Data entries
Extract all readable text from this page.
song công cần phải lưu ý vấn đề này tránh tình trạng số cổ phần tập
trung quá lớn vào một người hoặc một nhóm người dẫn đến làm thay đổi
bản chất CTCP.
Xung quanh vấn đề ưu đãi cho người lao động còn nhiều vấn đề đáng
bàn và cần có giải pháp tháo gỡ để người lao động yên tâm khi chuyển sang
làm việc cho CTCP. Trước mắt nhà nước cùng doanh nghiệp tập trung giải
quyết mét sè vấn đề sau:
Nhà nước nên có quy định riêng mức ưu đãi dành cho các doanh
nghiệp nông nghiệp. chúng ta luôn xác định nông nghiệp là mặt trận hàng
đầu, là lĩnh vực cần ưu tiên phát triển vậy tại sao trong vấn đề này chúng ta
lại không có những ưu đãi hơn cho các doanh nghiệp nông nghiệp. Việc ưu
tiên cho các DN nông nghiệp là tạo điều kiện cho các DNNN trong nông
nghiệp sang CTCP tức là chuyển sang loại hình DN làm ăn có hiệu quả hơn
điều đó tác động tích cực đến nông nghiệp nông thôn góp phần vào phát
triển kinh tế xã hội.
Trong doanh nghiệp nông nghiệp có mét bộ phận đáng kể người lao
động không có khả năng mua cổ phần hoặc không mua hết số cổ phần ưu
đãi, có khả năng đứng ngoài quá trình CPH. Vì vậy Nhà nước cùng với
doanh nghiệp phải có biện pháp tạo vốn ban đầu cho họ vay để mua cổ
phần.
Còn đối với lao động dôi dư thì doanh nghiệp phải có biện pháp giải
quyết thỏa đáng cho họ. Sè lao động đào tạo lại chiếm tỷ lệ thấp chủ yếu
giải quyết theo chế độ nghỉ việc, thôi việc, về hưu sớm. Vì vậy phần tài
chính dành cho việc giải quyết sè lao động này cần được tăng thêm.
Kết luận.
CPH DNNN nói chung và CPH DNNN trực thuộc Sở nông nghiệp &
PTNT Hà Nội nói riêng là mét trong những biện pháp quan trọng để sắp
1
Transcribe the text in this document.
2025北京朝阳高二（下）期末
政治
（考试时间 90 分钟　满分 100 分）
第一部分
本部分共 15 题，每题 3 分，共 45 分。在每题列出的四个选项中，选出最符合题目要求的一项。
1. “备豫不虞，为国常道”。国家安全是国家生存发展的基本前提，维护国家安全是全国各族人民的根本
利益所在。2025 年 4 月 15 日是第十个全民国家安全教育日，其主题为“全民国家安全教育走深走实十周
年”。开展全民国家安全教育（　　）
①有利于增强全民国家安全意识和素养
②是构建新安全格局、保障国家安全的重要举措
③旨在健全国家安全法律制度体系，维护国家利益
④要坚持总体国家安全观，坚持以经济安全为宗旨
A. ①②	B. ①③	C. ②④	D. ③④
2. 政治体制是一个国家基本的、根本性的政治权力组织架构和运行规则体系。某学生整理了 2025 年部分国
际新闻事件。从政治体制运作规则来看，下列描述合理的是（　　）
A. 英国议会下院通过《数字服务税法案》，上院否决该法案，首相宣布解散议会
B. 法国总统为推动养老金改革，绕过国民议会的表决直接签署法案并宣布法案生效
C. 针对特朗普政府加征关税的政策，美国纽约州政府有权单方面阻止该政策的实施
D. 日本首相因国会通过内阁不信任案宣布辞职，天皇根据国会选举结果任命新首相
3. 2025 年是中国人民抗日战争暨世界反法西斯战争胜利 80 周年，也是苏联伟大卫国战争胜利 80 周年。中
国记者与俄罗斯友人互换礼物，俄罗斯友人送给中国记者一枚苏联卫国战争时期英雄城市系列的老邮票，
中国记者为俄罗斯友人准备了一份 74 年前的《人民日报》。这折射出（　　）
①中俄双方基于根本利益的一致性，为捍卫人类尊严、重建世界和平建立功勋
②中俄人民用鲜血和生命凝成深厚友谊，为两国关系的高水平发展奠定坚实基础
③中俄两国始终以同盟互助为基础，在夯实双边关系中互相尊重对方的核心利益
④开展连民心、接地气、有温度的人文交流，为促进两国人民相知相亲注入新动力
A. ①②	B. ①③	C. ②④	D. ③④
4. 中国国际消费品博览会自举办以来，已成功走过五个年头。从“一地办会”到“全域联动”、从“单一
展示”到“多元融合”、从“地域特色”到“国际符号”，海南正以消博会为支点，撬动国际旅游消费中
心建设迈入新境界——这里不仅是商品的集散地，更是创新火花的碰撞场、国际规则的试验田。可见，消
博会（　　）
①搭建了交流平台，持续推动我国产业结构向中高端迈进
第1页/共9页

■ **To be done**
Return each line with "điều".

■ **Final result**
tiên cho các DN nông nghiệp là tạo điều kiện cho các DNNN trong nông
điều đó tác động tích cực đến nông nghiệp nông thôn góp phần vào phát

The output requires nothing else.